Extracted data entries -
------------------------------------
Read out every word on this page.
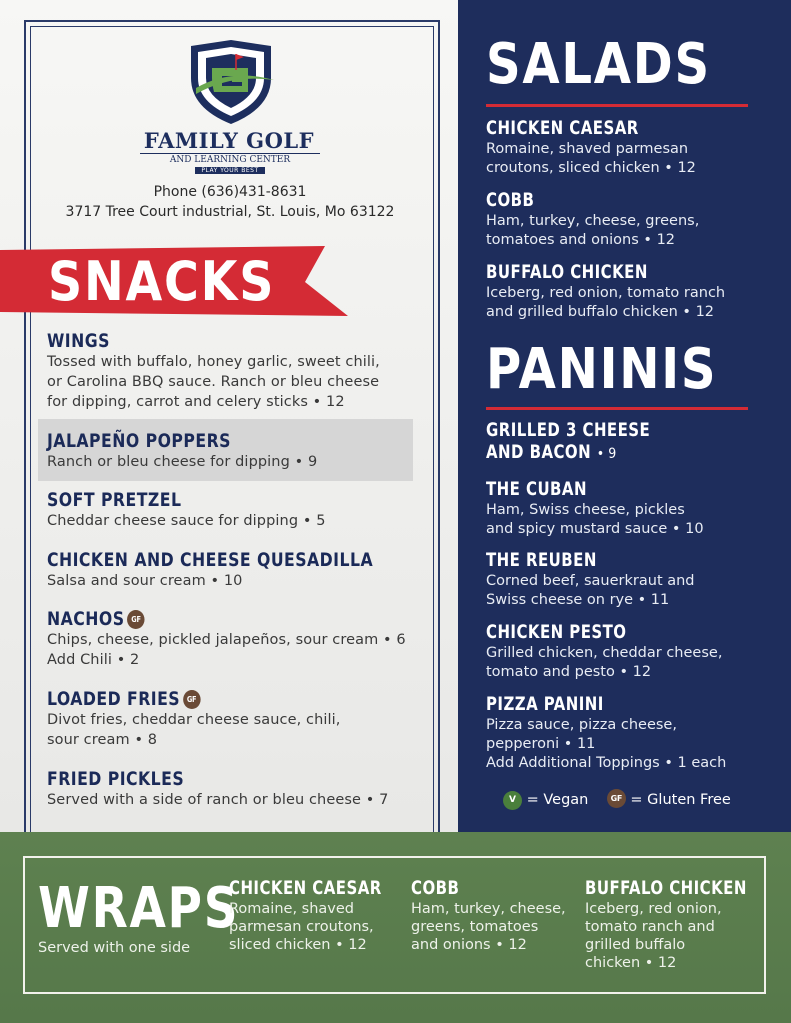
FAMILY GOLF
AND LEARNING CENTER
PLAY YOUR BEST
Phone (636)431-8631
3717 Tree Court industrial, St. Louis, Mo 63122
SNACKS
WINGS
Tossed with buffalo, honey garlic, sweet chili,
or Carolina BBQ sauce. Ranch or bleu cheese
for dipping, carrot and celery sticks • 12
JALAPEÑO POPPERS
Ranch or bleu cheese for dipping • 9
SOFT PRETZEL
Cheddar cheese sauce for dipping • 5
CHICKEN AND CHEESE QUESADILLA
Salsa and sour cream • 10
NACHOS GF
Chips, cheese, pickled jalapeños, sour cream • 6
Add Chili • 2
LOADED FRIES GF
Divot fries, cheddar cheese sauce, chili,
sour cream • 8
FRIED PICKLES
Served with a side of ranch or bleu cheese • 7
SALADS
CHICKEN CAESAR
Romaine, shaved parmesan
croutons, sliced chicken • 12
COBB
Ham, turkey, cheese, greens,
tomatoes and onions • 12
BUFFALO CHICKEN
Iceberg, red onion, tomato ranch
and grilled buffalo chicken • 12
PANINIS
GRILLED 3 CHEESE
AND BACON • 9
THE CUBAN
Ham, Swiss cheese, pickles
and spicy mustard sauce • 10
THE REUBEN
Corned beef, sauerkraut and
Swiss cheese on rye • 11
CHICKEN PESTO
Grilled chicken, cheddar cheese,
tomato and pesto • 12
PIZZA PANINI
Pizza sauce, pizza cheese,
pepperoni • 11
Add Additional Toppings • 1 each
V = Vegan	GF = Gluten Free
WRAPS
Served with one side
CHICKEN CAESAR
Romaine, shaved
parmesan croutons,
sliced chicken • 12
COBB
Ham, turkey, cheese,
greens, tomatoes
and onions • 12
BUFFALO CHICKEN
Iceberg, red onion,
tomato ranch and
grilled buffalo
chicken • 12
------------------------------------
TASK TO CARRY OUT - What is the number of lines above that hold the string "Swiss"? Answer with that number alone.

SOLUTION - 2